PASSAGE |
- - -

From the very beginning, Brad Oberle was a nature enthusiast.
He recalls spending his childhood outside, surrounded by a family that practiced recycling, and a community that had an intimate relationship with nature. His godmother gifted him a children’s book called 50 Simple Things Kids Can Do to Save the Earth. He had a fascination with dinosaurs and big cats—though it proved difficult to find either of those in St. Louis. That didn’t stop him from continuing to explore, however, and his early life was filled with many moments spent in nature. He can pinpoint one in particular that marked the beginning of his future.
“I remember counting 12 different species of spring wildflowers,” he reflected. “That was a transformative experience for me as a 12-year-old. I went to a bookstore and bought my first wildflower guide after that, and that set me on my personal path towards botany.”
With such salient memories, it’s no surprise that Oberle can sum up his plant-informed identity without any hesitation.
“I love plants and I’m a big tree hugger, and those go all the way back to childhood.”
He’s proud of it, though it’s more than that. He uses this sure self-proclamation not just to describe himself, but also to explain why he does what he does, and what he hopes to do with the interests and ambition that have built over the years. In short, he loves plants—but it doesn’t stop there.
“Those are core parts of my identity,” he said. “Since then, I’ve just tried to learn how to combine those two passions.”
Oberle embarked on a career that did just that, largely characterized by the interconnectedness between university education and research within botanical gardens and cultural institutions.
For instance, his graduate school training was a joint program between the Missouri Botanical Garden and Washington University at St. Louis. He then went on to a research position at the University of Zurich at the Institute for Systematic Botany in Switzerland, which is housed at its botanical garden. After that, Oberle completed a postdoctoral research position at George Washington University, which neighbors the National Natural History Museum in Washington D.C.

- - -

(Coordinate annotation records)
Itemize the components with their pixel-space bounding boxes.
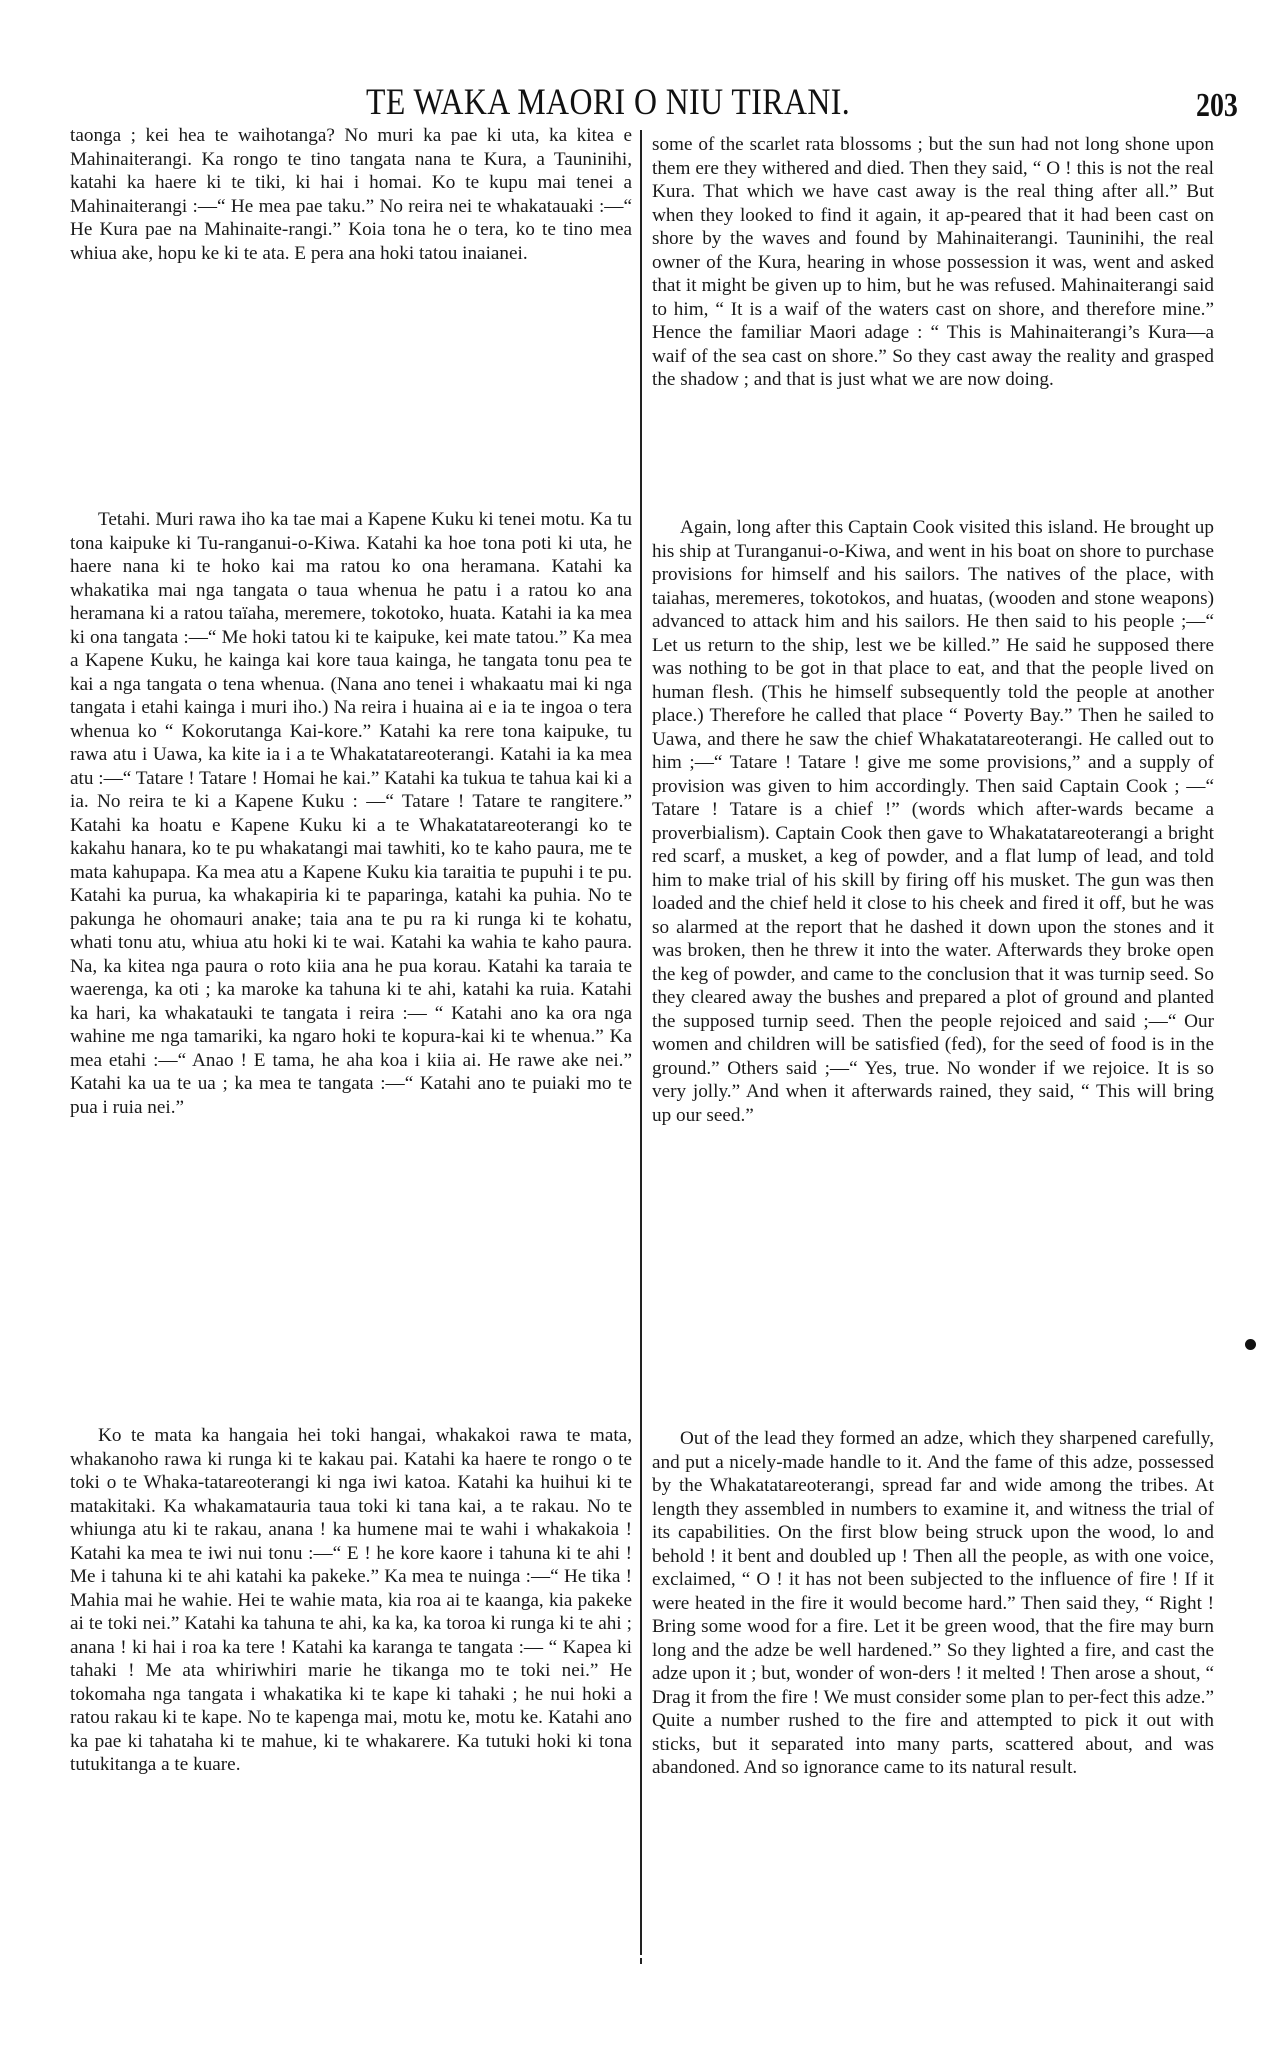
paragraph-text: some of the scarlet rata blossoms ; but …	[652, 133, 1214, 392]
column-divider	[640, 130, 642, 1955]
left-column-paragraph-3: Ko te mata ka hangaia hei toki hangai, w…	[70, 1424, 632, 1777]
margin-ink-dot	[1245, 1339, 1256, 1350]
right-column-paragraph-3: Out of the lead they formed an adze, whi…	[652, 1427, 1214, 1780]
left-column-paragraph-1: taonga ; kei hea te waihotanga? No muri …	[70, 124, 632, 265]
paragraph-text: Out of the lead they formed an adze, whi…	[652, 1427, 1214, 1780]
page-number: 203	[1196, 86, 1238, 126]
right-column-paragraph-1: some of the scarlet rata blossoms ; but …	[652, 133, 1214, 392]
page-header-title: TE WAKA MAORI O NIU TIRANI.	[366, 80, 841, 126]
paragraph-text: Tetahi. Muri rawa iho ka tae mai a Kapen…	[70, 508, 632, 1119]
paragraph-text: Ko te mata ka hangaia hei toki hangai, w…	[70, 1424, 632, 1777]
paragraph-text: Again, long after this Captain Cook visi…	[652, 516, 1214, 1127]
paragraph-text: taonga ; kei hea te waihotanga? No muri …	[70, 124, 632, 265]
column-divider-tick	[640, 1958, 642, 1964]
left-column-paragraph-2: Tetahi. Muri rawa iho ka tae mai a Kapen…	[70, 508, 632, 1119]
right-column-paragraph-2: Again, long after this Captain Cook visi…	[652, 516, 1214, 1127]
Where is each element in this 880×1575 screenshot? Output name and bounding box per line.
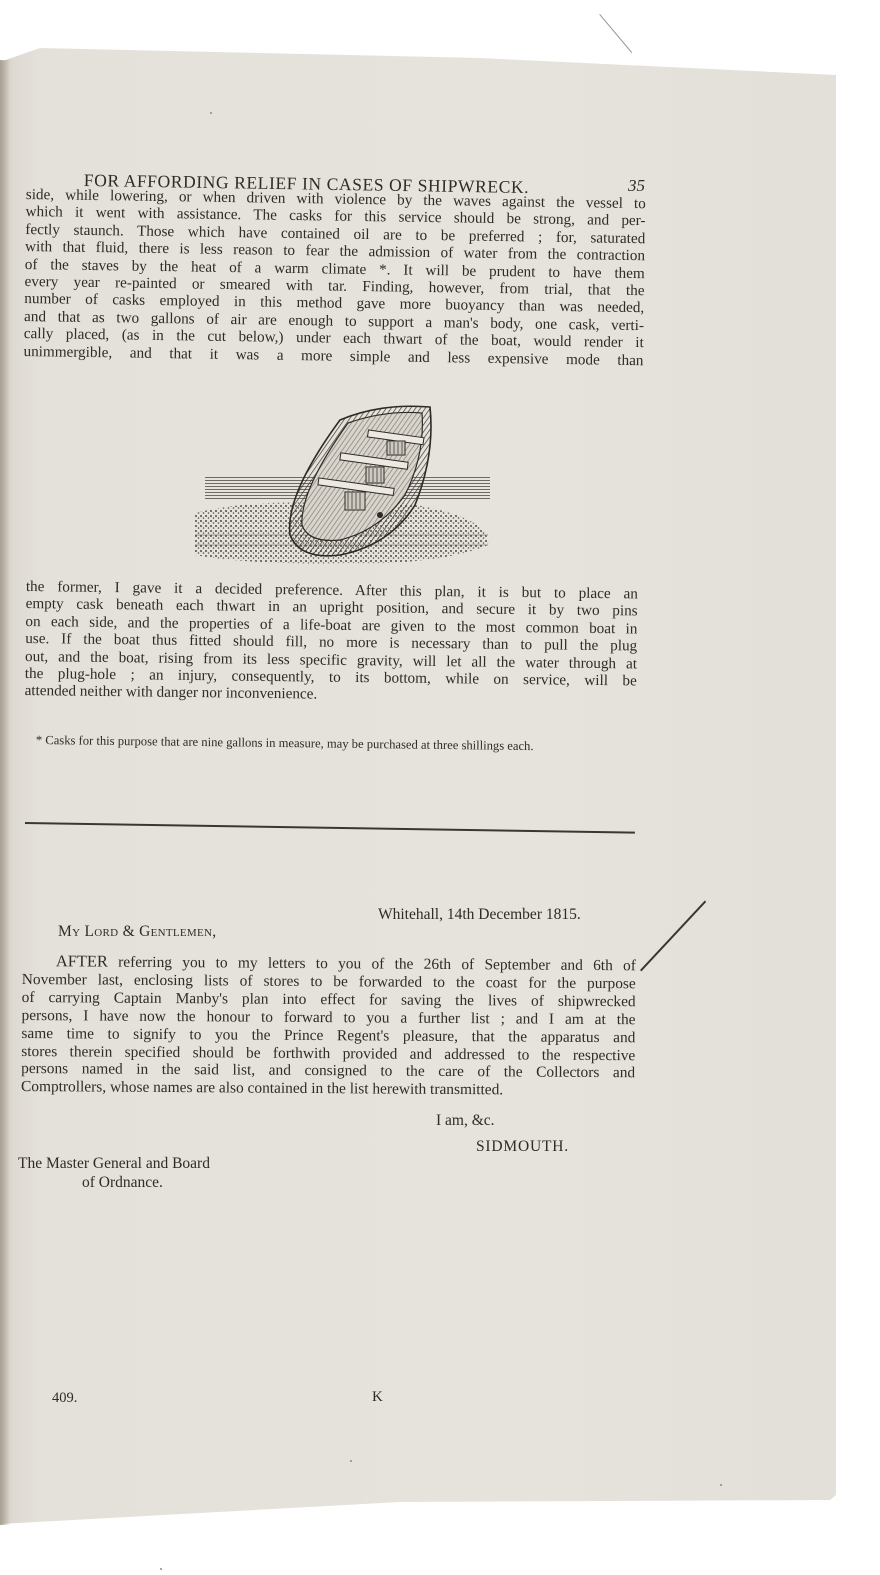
paragraph-section-1: side, while lowering, or when driven wit… [23,186,646,369]
spine-shadow [0,60,10,1525]
letter-body: AFTER referring you to my letters to you… [21,952,636,1101]
letter-dateline: Whitehall, 14th December 1815. [378,906,581,924]
stray-mark [599,14,632,53]
addressee-line-2: of Ordnance. [82,1174,163,1192]
page-number: 35 [628,176,645,196]
paragraph-section-2: the former, I gave it a decided preferen… [25,578,638,707]
text-line-part: referring you to my letters to you of th… [118,954,636,975]
letter-signature: SIDMOUTH. [476,1138,569,1156]
paper-speck [160,1568,162,1570]
addressee-line-1: The Master General and Board [18,1155,210,1173]
boat-illustration [190,395,490,570]
drop-word: AFTER [56,951,108,970]
paper-speck [350,1460,352,1462]
paper-speck [210,112,212,114]
sheet-mark: K [372,1389,383,1406]
letter-closing: I am, &c. [436,1112,495,1130]
paper-speck [720,1484,722,1486]
letter-salutation: My Lord & Gentlemen, [58,923,216,941]
boat-engraving-icon [190,395,490,570]
signature-mark: 409. [52,1390,77,1407]
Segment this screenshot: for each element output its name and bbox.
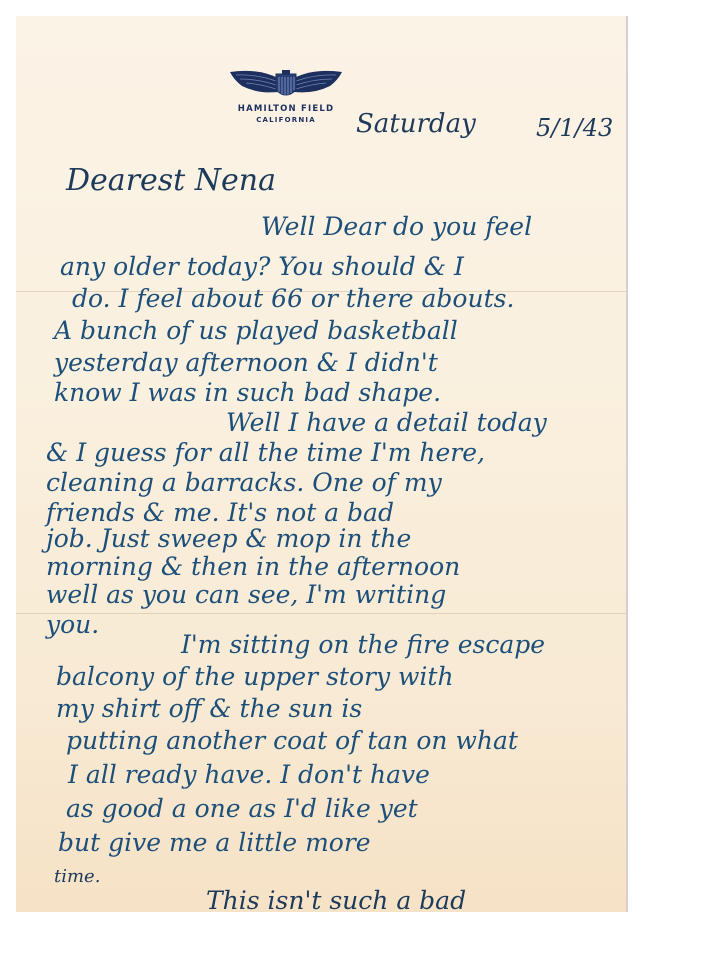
letter-line: putting another coat of tan on what [66, 728, 518, 753]
pilot-wings-shield-icon [228, 66, 344, 102]
letterhead-subtitle: CALIFORNIA [221, 116, 351, 124]
letter-line: friends & me. It's not a bad [46, 500, 394, 525]
letter-line: but give me a little more [58, 830, 371, 855]
letter-page: HAMILTON FIELD CALIFORNIA Saturday 5/1/4… [16, 16, 628, 912]
letter-line: cleaning a barracks. One of my [46, 470, 442, 495]
letter-line: balcony of the upper story with [56, 664, 454, 689]
salutation: Dearest Nena [66, 166, 276, 196]
letter-line: I all ready have. I don't have [68, 762, 430, 787]
letter-line: A bunch of us played basketball [54, 318, 458, 343]
letterhead: HAMILTON FIELD CALIFORNIA [221, 66, 351, 124]
fold-crease [16, 613, 626, 614]
letter-line: morning & then in the afternoon [46, 554, 460, 579]
letter-line: you. [46, 612, 99, 637]
letter-line: I'm sitting on the fire escape [181, 632, 545, 657]
letter-line: well as you can see, I'm writing [46, 582, 446, 607]
letterhead-title: HAMILTON FIELD [221, 104, 351, 114]
date-value: 5/1/43 [536, 116, 613, 140]
letter-line: do. I feel about 66 or there abouts. [72, 286, 514, 311]
letter-line: This isn't such a bad [206, 888, 466, 913]
letter-line: Well Dear do you feel [261, 214, 532, 239]
date-day: Saturday [356, 111, 476, 137]
letter-line: Well I have a detail today [226, 410, 547, 435]
letter-line: & I guess for all the time I'm here, [46, 440, 485, 465]
letter-line: my shirt off & the sun is [56, 696, 362, 721]
letter-line: time. [54, 868, 100, 886]
letter-line: yesterday afternoon & I didn't [54, 350, 438, 375]
letter-line: job. Just sweep & mop in the [46, 526, 411, 551]
letter-line: as good a one as I'd like yet [66, 796, 418, 821]
letter-line: know I was in such bad shape. [54, 380, 441, 405]
letter-line: any older today? You should & I [60, 254, 464, 279]
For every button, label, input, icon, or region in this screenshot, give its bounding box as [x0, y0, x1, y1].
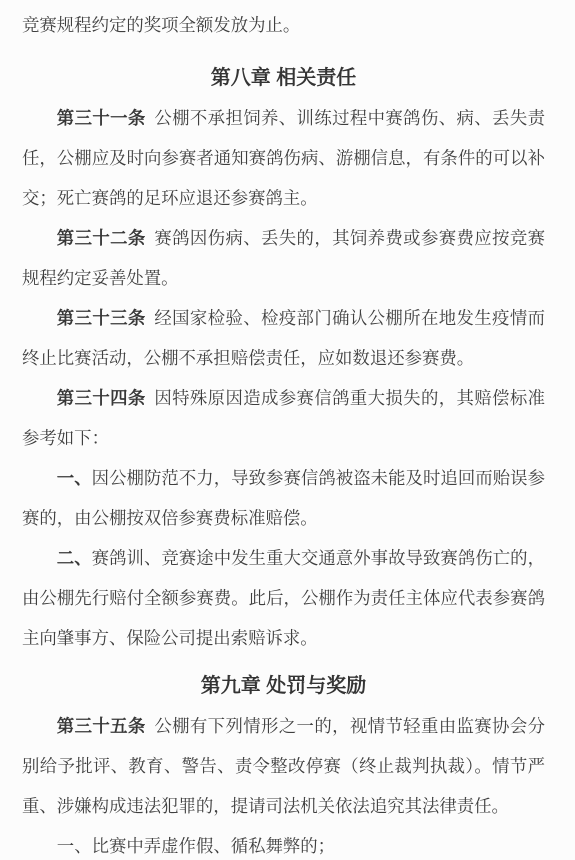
article-35-label: 第三十五条 — [57, 716, 146, 736]
list-item-1: 一、因公棚防范不力，导致参赛信鸽被盗未能及时追回而贻误参赛的，由公棚按双倍参赛费… — [22, 458, 545, 538]
article-31-label: 第三十一条 — [57, 108, 146, 128]
list-item-2-marker: 二、 — [57, 548, 92, 568]
document-page: 竞赛规程约定的奖项全额发放为止。 第八章 相关责任 第三十一条公棚不承担饲养、训… — [0, 0, 575, 860]
list-item-3-body: 比赛中弄虚作假、循私舞弊的； — [92, 836, 335, 856]
list-item-2-body: 赛鸽训、竞赛途中发生重大交通意外事故导致赛鸽伤亡的，由公棚先行赔付全额参赛费。此… — [22, 548, 545, 648]
list-item-1-marker: 一、 — [57, 468, 92, 488]
list-item-3: 一、比赛中弄虚作假、循私舞弊的； — [22, 826, 545, 860]
article-34: 第三十四条因特殊原因造成参赛信鸽重大损失的，其赔偿标准参考如下： — [22, 378, 545, 458]
article-33: 第三十三条经国家检验、检疫部门确认公棚所在地发生疫情而终止比赛活动，公棚不承担赔… — [22, 298, 545, 378]
chapter-8-heading: 第八章 相关责任 — [22, 58, 545, 98]
article-32-label: 第三十二条 — [57, 228, 146, 248]
article-34-label: 第三十四条 — [57, 388, 146, 408]
article-33-label: 第三十三条 — [57, 308, 146, 328]
list-item-2: 二、赛鸽训、竞赛途中发生重大交通意外事故导致赛鸽伤亡的，由公棚先行赔付全额参赛费… — [22, 538, 545, 658]
chapter-9-heading: 第九章 处罚与奖励 — [22, 666, 545, 706]
article-35: 第三十五条公棚有下列情形之一的，视情节轻重由监赛协会分别给予批评、教育、警告、责… — [22, 706, 545, 826]
list-item-1-body: 因公棚防范不力，导致参赛信鸽被盗未能及时追回而贻误参赛的，由公棚按双倍参赛费标准… — [22, 468, 545, 528]
article-31: 第三十一条公棚不承担饲养、训练过程中赛鸽伤、病、丢失责任，公棚应及时向参赛者通知… — [22, 98, 545, 218]
list-item-3-marker: 一、 — [57, 836, 92, 856]
continuation-line: 竞赛规程约定的奖项全额发放为止。 — [22, 5, 545, 45]
article-32: 第三十二条赛鸽因伤病、丢失的，其饲养费或参赛费应按竞赛规程约定妥善处置。 — [22, 218, 545, 298]
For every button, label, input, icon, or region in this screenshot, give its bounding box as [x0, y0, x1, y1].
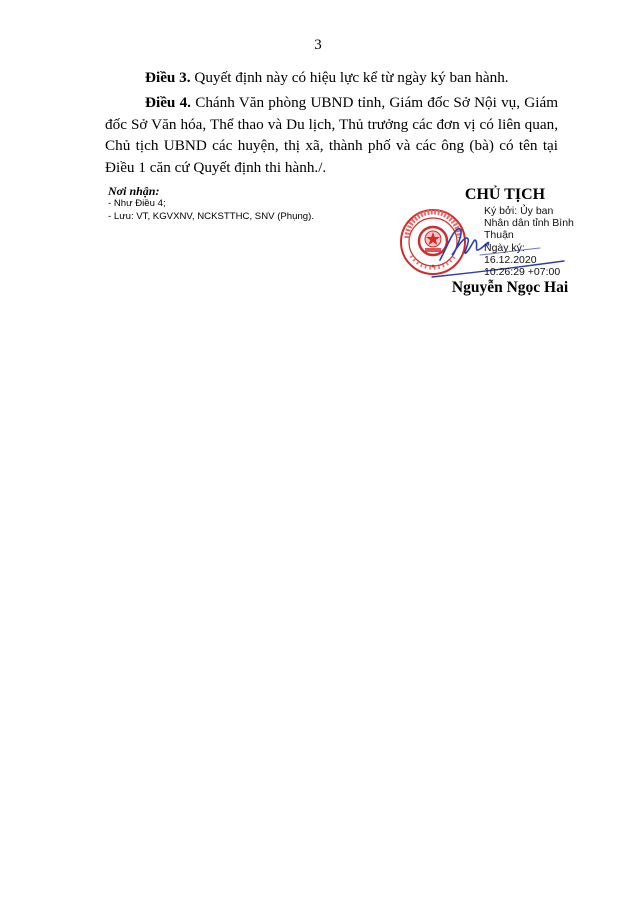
article-3: Điều 3. Quyết định này có hiệu lực kể từ…	[105, 67, 558, 89]
article-4: Điều 4. Chánh Văn phòng UBND tỉnh, Giám …	[105, 92, 558, 178]
recipients-title: Nơi nhận:	[108, 184, 314, 198]
sign-meta-line: Ký bởi: Ủy ban	[484, 205, 574, 217]
recipient-item: - Như Điều 4;	[108, 198, 314, 211]
page-number: 3	[0, 36, 636, 54]
sign-meta-line: Thuận	[484, 229, 574, 241]
article-4-label: Điều 4.	[145, 94, 191, 111]
sign-date: 16.12.2020	[484, 254, 574, 266]
sign-time: 10:26:29 +07:00	[484, 266, 574, 278]
recipients-block: Nơi nhận: - Như Điều 4; - Lưu: VT, KGVXN…	[108, 184, 314, 223]
signer-title: CHỦ TỊCH	[440, 186, 570, 204]
digital-signature-info: Ký bởi: Ủy ban Nhân dân tỉnh Bình Thuận …	[484, 205, 574, 278]
sign-meta-line: Nhân dân tỉnh Bình	[484, 217, 574, 229]
sign-meta-line: Ngày ký:	[484, 242, 574, 254]
recipient-item: - Lưu: VT, KGVXNV, NCKSTTHC, SNV (Phụng)…	[108, 211, 314, 224]
signer-name: Nguyễn Ngọc Hai	[440, 279, 580, 297]
article-3-label: Điều 3.	[145, 69, 191, 86]
article-3-text: Quyết định này có hiệu lực kể từ ngày ký…	[191, 69, 509, 86]
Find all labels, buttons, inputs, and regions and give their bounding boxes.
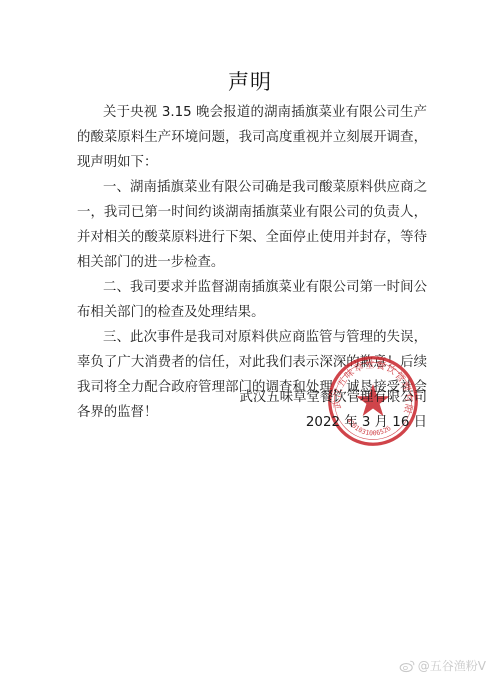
weibo-icon [399,659,415,673]
signature-date: 2022 年 3 月 16 日 [240,410,427,435]
signature-block: 武汉五味草堂餐饮管理有限公司 2022 年 3 月 16 日 [240,385,427,435]
watermark-text: @五谷渔粉V [418,657,486,674]
paragraph-intro: 关于央视 3.15 晚会报道的湖南插旗菜业有限公司生产的酸菜原料生产环境问题，我… [77,100,427,175]
paragraph-point-1: 一、湖南插旗菜业有限公司确是我司酸菜原料供应商之一，我司已第一时间约谈湖南插旗菜… [77,175,427,275]
paragraph-point-2: 二、我司要求并监督湖南插旗菜业有限公司第一时间公布相关部门的检查及处理结果。 [77,275,427,325]
weibo-watermark: @五谷渔粉V [399,657,486,674]
document-title: 声明 [0,66,500,96]
statement-body: 关于央视 3.15 晚会报道的湖南插旗菜业有限公司生产的酸菜原料生产环境问题，我… [77,100,427,425]
signature-company: 武汉五味草堂餐饮管理有限公司 [240,385,427,410]
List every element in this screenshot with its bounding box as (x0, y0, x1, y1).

- - -

DIRECTIONS | List every institution that the profile of Brad Oberle names as a place where he trained or held a research position. The records bear no relation to the profile of Brad Oberle.

SOLUTION FOR THIS PROBLEM |
- Missouri Botanical Garden
- Washington University at St. Louis
- University of Zurich (Institute for Systematic Botany)
- George Washington University